## start

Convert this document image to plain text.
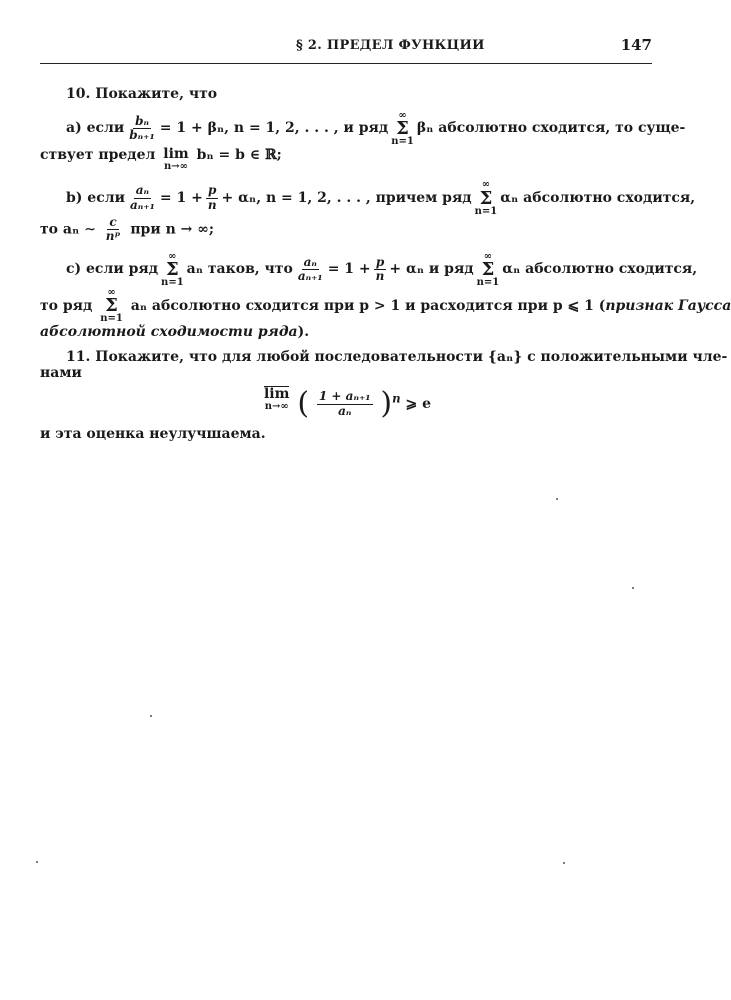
§ 2. ПРЕДЕЛ ФУНКЦИИ	147
10. Покажите, что
а) если $\frac{\text{bₙ}}{\text{bₙ₊₁}} = 1 + \beta_n$, n = 1, 2, . . . , и ряд
∞
Σ
n=1
βₙ абсолютно сходится, то суще-
ствует предел lim
n→∞
bₙ = b ∈ ℝ;
b) если $\frac{\text{aₙ}}{\text{aₙ₊₁}} = 1 + \frac{p}{n} + \alpha_n$, n = 1, 2, . . . , причем ряд
∞
Σ
n=1
αₙ абсолютно сходится,
то aₙ ∼ $\frac{c}{\text{nᵖ}}$ при n → ∞;
с) если ряд
∞
Σ
n=1
aₙ таков, что $\frac{\text{aₙ}}{\text{aₙ₊₁}} = 1 + \frac{p}{n} + \alpha_n$ и ряд
∞
Σ
n=1
αₙ абсолютно сходится,
то ряд
∞
Σ
n=1
aₙ абсолютно сходится при p > 1 и расходится при p ⩽ 1 (признак Гаусса
абсолютной сходимости ряда).
11. Покажите, что для любой последовательности {aₙ} с положительными чле-
нами
lim
n→∞ ( $\frac{\text{1 + aₙ₊₁}}{\text{aₙ}} )^n$ ⩾ e
и эта оценка неулучшаема.
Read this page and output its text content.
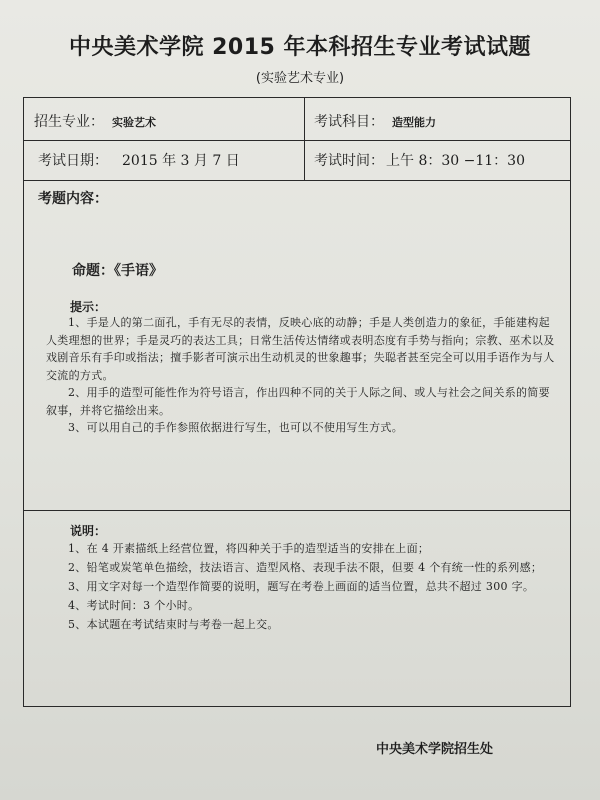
中央美术学院 2015 年本科招生专业考试试题
(实验艺术专业)
招生专业： 实验艺术	考试科目： 造型能力
考试日期： 2015 年 3 月 7 日	考试时间： 上午 8：30 −11：30
考题内容：
命题：《手语》
提示：

1、手是人的第二面孔，手有无尽的表情，反映心底的动静；手是人类创造力的象征，手能建构起人类理想的世界；手是灵巧的表达工具；日常生活传达情绪或表明态度有手势与指向；宗教、巫术以及戏剧音乐有手印或指法；擅手影者可演示出生动机灵的世象趣事；失聪者甚至完全可以用手语作为与人交流的方式。

2、用手的造型可能性作为符号语言，作出四种不同的关于人际之间、或人与社会之间关系的简要叙事，并将它描绘出来。

3、可以用自己的手作参照依据进行写生，也可以不使用写生方式。

说明：

1、在 4 开素描纸上经营位置，将四种关于手的造型适当的安排在上面；

2、铅笔或炭笔单色描绘，技法语言、造型风格、表现手法不限，但要 4 个有统一性的系列感；

3、用文字对每一个造型作简要的说明，题写在考卷上画面的适当位置，总共不超过 300 字。

4、考试时间：3 个小时。

5、本试题在考试结束时与考卷一起上交。

中央美术学院招生处
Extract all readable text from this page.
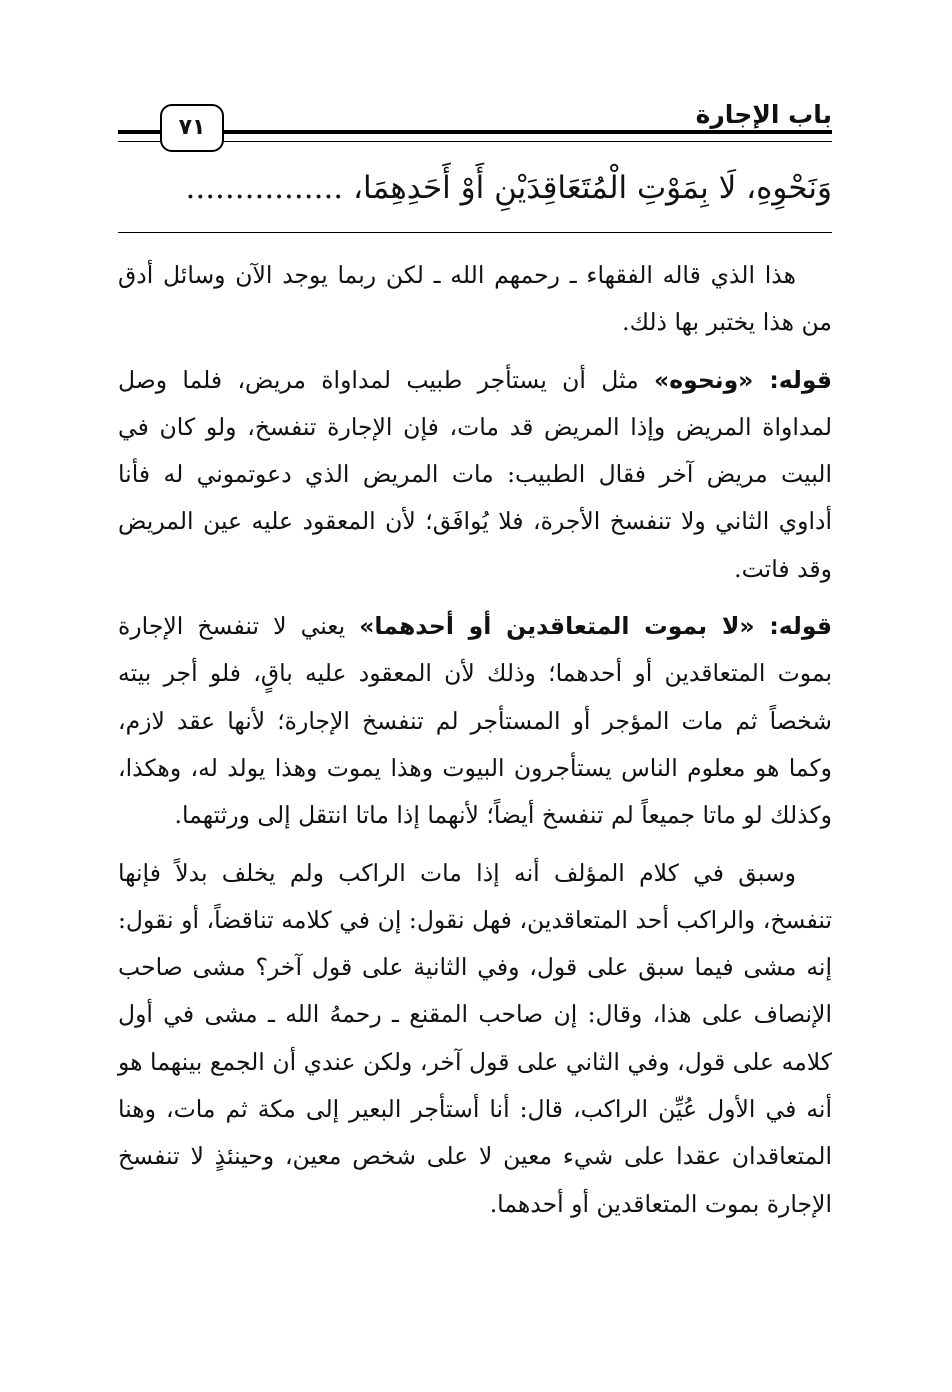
٧١	باب الإجارة
وَنَحْوِهِ، لَا بِمَوْتِ الْمُتَعَاقِدَيْنِ أَوْ أَحَدِهِمَا، ................

هذا الذي قاله الفقهاء ـ رحمهم الله ـ لكن ربما يوجد الآن وسائل أدق من هذا يختبر بها ذلك.

قوله: «ونحوه» مثل أن يستأجر طبيب لمداواة مريض، فلما وصل لمداواة المريض وإذا المريض قد مات، فإن الإجارة تنفسخ، ولو كان في البيت مريض آخر فقال الطبيب: مات المريض الذي دعوتموني له فأنا أداوي الثاني ولا تنفسخ الأجرة، فلا يُوافَق؛ لأن المعقود عليه عين المريض وقد فاتت.

قوله: «لا بموت المتعاقدين أو أحدهما» يعني لا تنفسخ الإجارة بموت المتعاقدين أو أحدهما؛ وذلك لأن المعقود عليه باقٍ، فلو أجر بيته شخصاً ثم مات المؤجر أو المستأجر لم تنفسخ الإجارة؛ لأنها عقد لازم، وكما هو معلوم الناس يستأجرون البيوت وهذا يموت وهذا يولد له، وهكذا، وكذلك لو ماتا جميعاً لم تنفسخ أيضاً؛ لأنهما إذا ماتا انتقل إلى ورثتهما.

وسبق في كلام المؤلف أنه إذا مات الراكب ولم يخلف بدلاً فإنها تنفسخ، والراكب أحد المتعاقدين، فهل نقول: إن في كلامه تناقضاً، أو نقول: إنه مشى فيما سبق على قول، وفي الثانية على قول آخر؟ مشى صاحب الإنصاف على هذا، وقال: إن صاحب المقنع ـ رحمهُ الله ـ مشى في أول كلامه على قول، وفي الثاني على قول آخر، ولكن عندي أن الجمع بينهما هو أنه في الأول عُيِّن الراكب، قال: أنا أستأجر البعير إلى مكة ثم مات، وهنا المتعاقدان عقدا على شيء معين لا على شخص معين، وحينئذٍ لا تنفسخ الإجارة بموت المتعاقدين أو أحدهما.
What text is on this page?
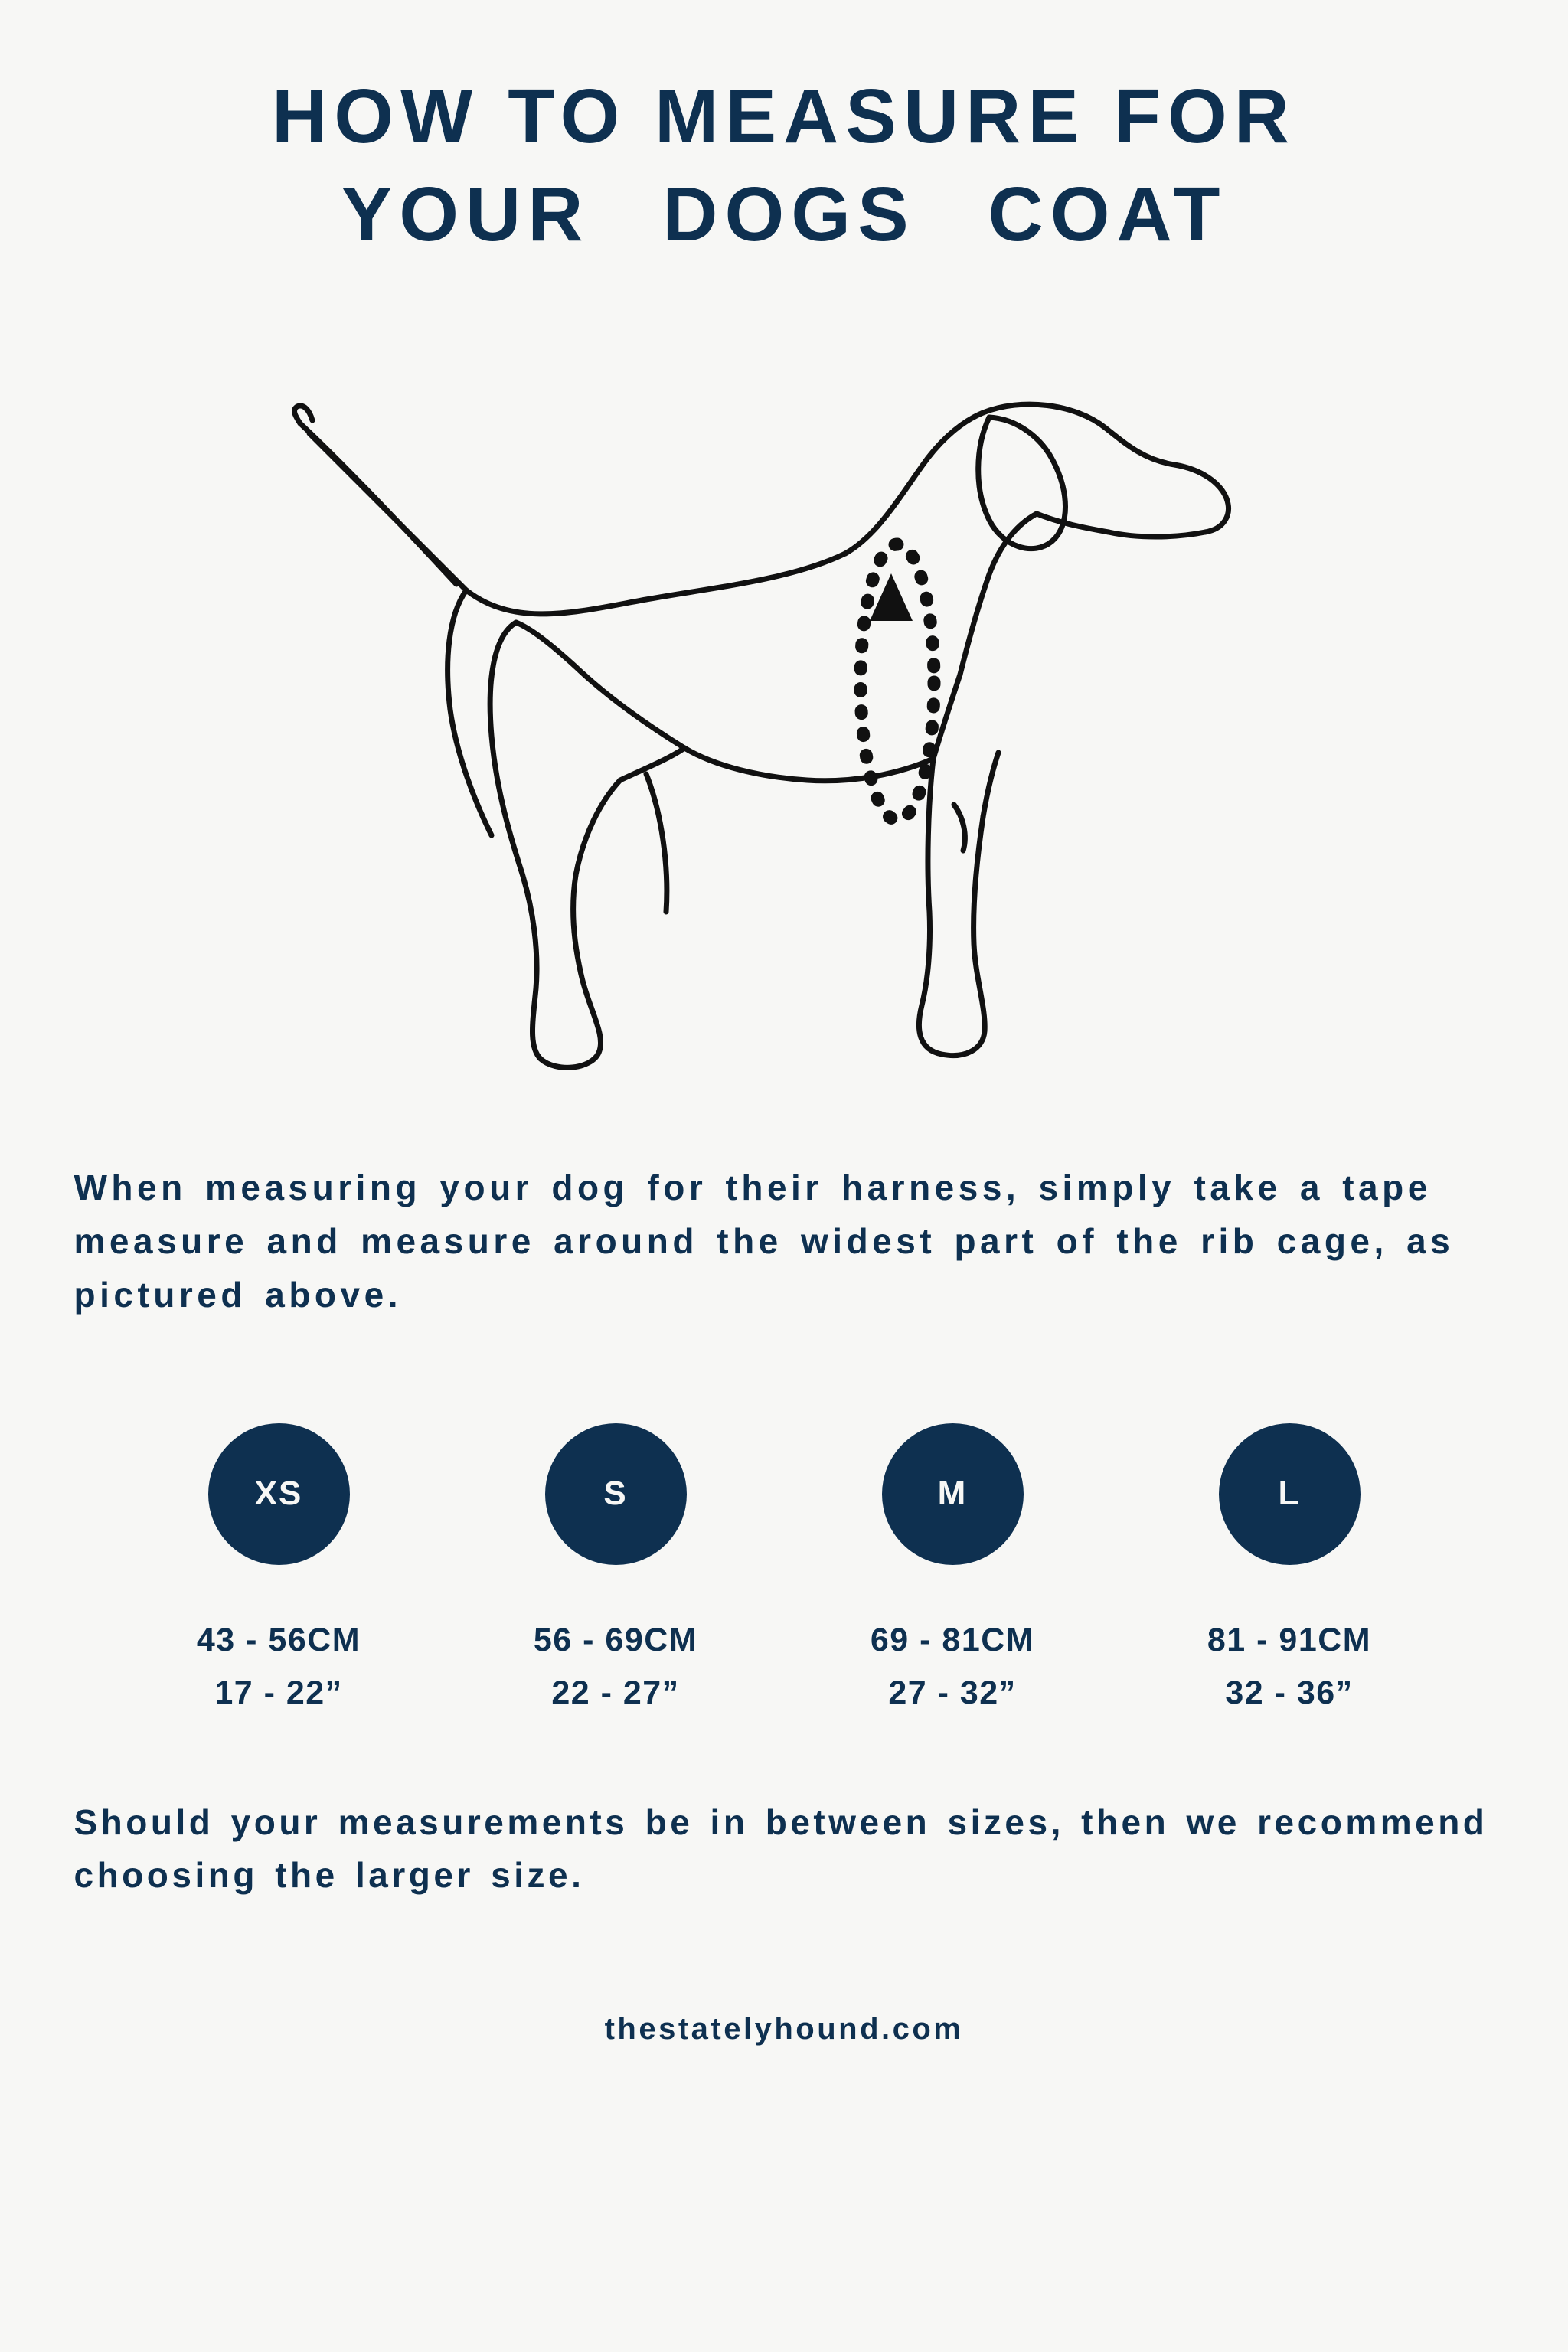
HOW TO MEASURE FOR
YOUR DOGS COAT

When measuring your dog for their harness, simply take a tape measure and measure around the widest part of the rib cage, as pictured above.

XS
43 - 56CM
17 - 22”
S
56 - 69CM
22 - 27”
M
69 - 81CM
27 - 32”
L
81 - 91CM
32 - 36”

Should your measurements be in between sizes, then we recommend choosing the larger size.

thestatelyhound.com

## end

Reproduce the material above verbatim; omit every picture.

:: Expected answer ::
Convert this document image to plain text.
§ 2. ПРЕДЕЛ ФУНКЦИИ	147
10. Покажите, что
а) если $\frac{\text{bₙ}}{\text{bₙ₊₁}} = 1 + \beta_n$, n = 1, 2, . . . , и ряд
∞
Σ
n=1
βₙ абсолютно сходится, то суще-
ствует предел lim
n→∞
bₙ = b ∈ ℝ;
b) если $\frac{\text{aₙ}}{\text{aₙ₊₁}} = 1 + \frac{p}{n} + \alpha_n$, n = 1, 2, . . . , причем ряд
∞
Σ
n=1
αₙ абсолютно сходится,
то aₙ ∼ $\frac{c}{\text{nᵖ}}$ при n → ∞;
с) если ряд
∞
Σ
n=1
aₙ таков, что $\frac{\text{aₙ}}{\text{aₙ₊₁}} = 1 + \frac{p}{n} + \alpha_n$ и ряд
∞
Σ
n=1
αₙ абсолютно сходится,
то ряд
∞
Σ
n=1
aₙ абсолютно сходится при p > 1 и расходится при p ⩽ 1 (признак Гаусса
абсолютной сходимости ряда).
11. Покажите, что для любой последовательности {aₙ} с положительными чле-
нами
lim
n→∞ ( $\frac{\text{1 + aₙ₊₁}}{\text{aₙ}} )^n$ ⩾ e
и эта оценка неулучшаема.
Read this page and output its text content.
中央美术学院 2015 年本科招生专业考试试题
(实验艺术专业)
招生专业： 实验艺术	考试科目： 造型能力
考试日期： 2015 年 3 月 7 日	考试时间： 上午 8：30 −11：30
考题内容：
命题：《手语》
提示：

1、手是人的第二面孔，手有无尽的表情，反映心底的动静；手是人类创造力的象征，手能建构起人类理想的世界；手是灵巧的表达工具；日常生活传达情绪或表明态度有手势与指向；宗教、巫术以及戏剧音乐有手印或指法；擅手影者可演示出生动机灵的世象趣事；失聪者甚至完全可以用手语作为与人交流的方式。

2、用手的造型可能性作为符号语言，作出四种不同的关于人际之间、或人与社会之间关系的简要叙事，并将它描绘出来。

3、可以用自己的手作参照依据进行写生，也可以不使用写生方式。

说明：

1、在 4 开素描纸上经营位置，将四种关于手的造型适当的安排在上面；

2、铅笔或炭笔单色描绘，技法语言、造型风格、表现手法不限，但要 4 个有统一性的系列感；

3、用文字对每一个造型作简要的说明，题写在考卷上画面的适当位置，总共不超过 300 字。

4、考试时间：3 个小时。

5、本试题在考试结束时与考卷一起上交。

中央美术学院招生处
Extract all readable text from this page.
٧١	باب الإجارة
وَنَحْوِهِ، لَا بِمَوْتِ الْمُتَعَاقِدَيْنِ أَوْ أَحَدِهِمَا، ................

هذا الذي قاله الفقهاء ـ رحمهم الله ـ لكن ربما يوجد الآن وسائل أدق من هذا يختبر بها ذلك.

قوله: «ونحوه» مثل أن يستأجر طبيب لمداواة مريض، فلما وصل لمداواة المريض وإذا المريض قد مات، فإن الإجارة تنفسخ، ولو كان في البيت مريض آخر فقال الطبيب: مات المريض الذي دعوتموني له فأنا أداوي الثاني ولا تنفسخ الأجرة، فلا يُوافَق؛ لأن المعقود عليه عين المريض وقد فاتت.

قوله: «لا بموت المتعاقدين أو أحدهما» يعني لا تنفسخ الإجارة بموت المتعاقدين أو أحدهما؛ وذلك لأن المعقود عليه باقٍ، فلو أجر بيته شخصاً ثم مات المؤجر أو المستأجر لم تنفسخ الإجارة؛ لأنها عقد لازم، وكما هو معلوم الناس يستأجرون البيوت وهذا يموت وهذا يولد له، وهكذا، وكذلك لو ماتا جميعاً لم تنفسخ أيضاً؛ لأنهما إذا ماتا انتقل إلى ورثتهما.

وسبق في كلام المؤلف أنه إذا مات الراكب ولم يخلف بدلاً فإنها تنفسخ، والراكب أحد المتعاقدين، فهل نقول: إن في كلامه تناقضاً، أو نقول: إنه مشى فيما سبق على قول، وفي الثانية على قول آخر؟ مشى صاحب الإنصاف على هذا، وقال: إن صاحب المقنع ـ رحمهُ الله ـ مشى في أول كلامه على قول، وفي الثاني على قول آخر، ولكن عندي أن الجمع بينهما هو أنه في الأول عُيِّن الراكب، قال: أنا أستأجر البعير إلى مكة ثم مات، وهنا المتعاقدان عقدا على شيء معين لا على شخص معين، وحينئذٍ لا تنفسخ الإجارة بموت المتعاقدين أو أحدهما.
What text is on this page?
HOW TO MEASURE FOR
YOUR DOGS COAT

When measuring your dog for their harness, simply take a tape measure and measure around the widest part of the rib cage, as pictured above.

XS
43 - 56CM
17 - 22”
S
56 - 69CM
22 - 27”
M
69 - 81CM
27 - 32”
L
81 - 91CM
32 - 36”

Should your measurements be in between sizes, then we recommend choosing the larger size.

thestatelyhound.com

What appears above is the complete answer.